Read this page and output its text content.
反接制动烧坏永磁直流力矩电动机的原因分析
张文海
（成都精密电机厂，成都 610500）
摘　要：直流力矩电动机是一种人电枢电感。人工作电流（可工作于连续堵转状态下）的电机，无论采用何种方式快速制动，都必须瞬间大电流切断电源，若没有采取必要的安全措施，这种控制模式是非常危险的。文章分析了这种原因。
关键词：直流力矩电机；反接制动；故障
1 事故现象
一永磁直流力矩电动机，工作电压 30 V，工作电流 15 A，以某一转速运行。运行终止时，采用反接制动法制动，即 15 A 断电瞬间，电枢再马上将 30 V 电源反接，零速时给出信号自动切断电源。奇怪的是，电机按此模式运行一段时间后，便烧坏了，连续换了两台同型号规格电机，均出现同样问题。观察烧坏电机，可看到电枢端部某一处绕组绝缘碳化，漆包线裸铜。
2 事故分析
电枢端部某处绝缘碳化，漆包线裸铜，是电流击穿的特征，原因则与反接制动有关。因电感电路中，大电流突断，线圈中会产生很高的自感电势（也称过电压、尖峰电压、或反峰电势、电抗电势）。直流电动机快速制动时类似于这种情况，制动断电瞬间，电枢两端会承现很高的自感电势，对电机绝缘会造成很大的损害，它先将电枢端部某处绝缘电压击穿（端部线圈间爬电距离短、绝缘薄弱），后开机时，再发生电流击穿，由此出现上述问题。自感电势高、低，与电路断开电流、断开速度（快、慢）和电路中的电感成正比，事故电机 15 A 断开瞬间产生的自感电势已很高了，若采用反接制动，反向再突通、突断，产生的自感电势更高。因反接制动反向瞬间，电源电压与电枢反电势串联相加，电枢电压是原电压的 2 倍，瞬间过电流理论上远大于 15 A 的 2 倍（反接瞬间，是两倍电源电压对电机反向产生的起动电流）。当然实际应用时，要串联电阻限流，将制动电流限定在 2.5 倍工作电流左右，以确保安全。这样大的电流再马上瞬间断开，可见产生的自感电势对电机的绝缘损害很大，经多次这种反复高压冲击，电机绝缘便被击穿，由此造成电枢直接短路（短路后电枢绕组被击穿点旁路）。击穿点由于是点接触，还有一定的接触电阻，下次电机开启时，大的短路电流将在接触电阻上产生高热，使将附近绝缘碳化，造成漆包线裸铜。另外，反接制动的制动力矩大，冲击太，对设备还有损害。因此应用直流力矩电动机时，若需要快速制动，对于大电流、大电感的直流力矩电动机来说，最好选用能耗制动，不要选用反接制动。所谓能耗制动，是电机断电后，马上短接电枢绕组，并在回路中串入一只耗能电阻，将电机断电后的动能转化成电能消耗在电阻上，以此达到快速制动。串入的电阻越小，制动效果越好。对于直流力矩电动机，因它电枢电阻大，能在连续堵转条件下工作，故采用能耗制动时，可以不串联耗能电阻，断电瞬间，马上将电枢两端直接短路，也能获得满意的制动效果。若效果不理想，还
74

====

* Task description
Transcribe all of the entries without altering anything.

* Correct response
Read this page and output its text content.
反接制动烧坏永磁直流力矩电动机的原因分析
张文海
（成都精密电机厂，成都 610500）
摘　要：直流力矩电动机是一种人电枢电感。人工作电流（可工作于连续堵转状态下）的电机，无论采用何种方式快速制动，都必须瞬间大电流切断电源，若没有采取必要的安全措施，这种控制模式是非常危险的。文章分析了这种原因。
关键词：直流力矩电机；反接制动；故障
1 事故现象
一永磁直流力矩电动机，工作电压 30 V，工作电流 15 A，以某一转速运行。运行终止时，采用反接制动法制动，即 15 A 断电瞬间，电枢再马上将 30 V 电源反接，零速时给出信号自动切断电源。奇怪的是，电机按此模式运行一段时间后，便烧坏了，连续换了两台同型号规格电机，均出现同样问题。观察烧坏电机，可看到电枢端部某一处绕组绝缘碳化，漆包线裸铜。
2 事故分析
电枢端部某处绝缘碳化，漆包线裸铜，是电流击穿的特征，原因则与反接制动有关。因电感电路中，大电流突断，线圈中会产生很高的自感电势（也称过电压、尖峰电压、或反峰电势、电抗电势）。直流电动机快速制动时类似于这种情况，制动断电瞬间，电枢两端会承现很高的自感电势，对电机绝缘会造成很大的损害，它先将电枢端部某处绝缘电压击穿（端部线圈间爬电距离短、绝缘薄弱），后开机时，再发生电流击穿，由此出现上述问题。自感电势高、低，与电路断开电流、断开速度（快、慢）和电路中的电感成正比，事故电机 15 A 断开瞬间产生的自感电势已很高了，若采用反接制动，反向再突通、突断，产生的自感电势更高。因反接制动反向瞬间，电源电压与电枢反电势串联相加，电枢电压是原电压的 2 倍，瞬间过电流理论上远大于 15 A 的 2 倍（反接瞬间，是两倍电源电压对电机反向产生的起动电流）。当然实际应用时，要串联电阻限流，将制动电流限定在 2.5 倍工作电流左右，以确保安全。这样大的电流再马上瞬间断开，可见产生的自感电势对电机的绝缘损害很大，经多次这种反复高压冲击，电机绝缘便被击穿，由此造成电枢直接短路（短路后电枢绕组被击穿点旁路）。击穿点由于是点接触，还有一定的接触电阻，下次电机开启时，大的短路电流将在接触电阻上产生高热，使将附近绝缘碳化，造成漆包线裸铜。另外，反接制动的制动力矩大，冲击太，对设备还有损害。因此应用直流力矩电动机时，若需要快速制动，对于大电流、大电感的直流力矩电动机来说，最好选用能耗制动，不要选用反接制动。所谓能耗制动，是电机断电后，马上短接电枢绕组，并在回路中串入一只耗能电阻，将电机断电后的动能转化成电能消耗在电阻上，以此达到快速制动。串入的电阻越小，制动效果越好。对于直流力矩电动机，因它电枢电阻大，能在连续堵转条件下工作，故采用能耗制动时，可以不串联耗能电阻，断电瞬间，马上将电枢两端直接短路，也能获得满意的制动效果。若效果不理想，还
74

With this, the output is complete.